**YOUR GOAL**
Leave out the pictures and restate the rest of the data exactly.

Figure record listings
—————

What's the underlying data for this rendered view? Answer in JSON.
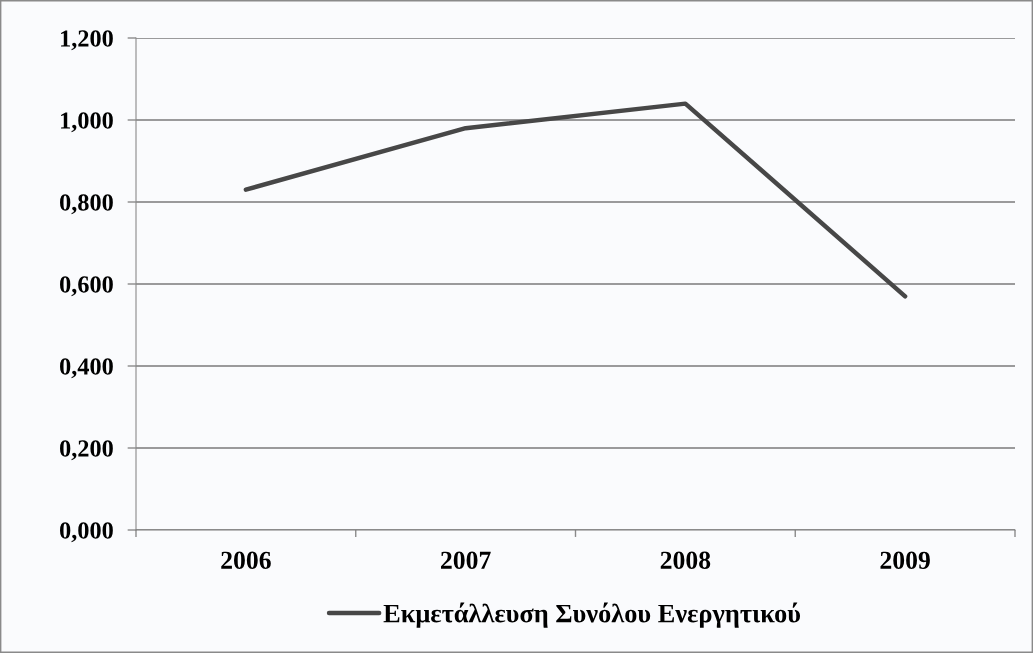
{
  "chart_data": {
    "type": "line",
    "categories": [
      "2006",
      "2007",
      "2008",
      "2009"
    ],
    "series": [
      {
        "name": "Εκμετάλλευση Συνόλου Ενεργητικού",
        "color": "#474747",
        "values": [
          0.83,
          0.98,
          1.04,
          0.57
        ]
      }
    ],
    "ylim": [
      0,
      1.2
    ],
    "yticks": [
      {
        "value": 0,
        "label": "0,000"
      },
      {
        "value": 0.2,
        "label": "0,200"
      },
      {
        "value": 0.4,
        "label": "0,400"
      },
      {
        "value": 0.6,
        "label": "0,600"
      },
      {
        "value": 0.8,
        "label": "0,800"
      },
      {
        "value": 1.0,
        "label": "1,000"
      },
      {
        "value": 1.2,
        "label": "1,200"
      }
    ],
    "grid": "y",
    "legend": "bottom",
    "line_style": "solid"
  }
}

—————

**RESPONSE**
What's the underlying data for this rendered view? Answer in JSON.
{
  "chart_data": {
    "type": "line",
    "categories": [
      "2006",
      "2007",
      "2008",
      "2009"
    ],
    "series": [
      {
        "name": "Εκμετάλλευση Συνόλου Ενεργητικού",
        "color": "#474747",
        "values": [
          0.83,
          0.98,
          1.04,
          0.57
        ]
      }
    ],
    "ylim": [
      0,
      1.2
    ],
    "yticks": [
      {
        "value": 0,
        "label": "0,000"
      },
      {
        "value": 0.2,
        "label": "0,200"
      },
      {
        "value": 0.4,
        "label": "0,400"
      },
      {
        "value": 0.6,
        "label": "0,600"
      },
      {
        "value": 0.8,
        "label": "0,800"
      },
      {
        "value": 1.0,
        "label": "1,000"
      },
      {
        "value": 1.2,
        "label": "1,200"
      }
    ],
    "grid": "y",
    "legend": "bottom",
    "line_style": "solid"
  }
}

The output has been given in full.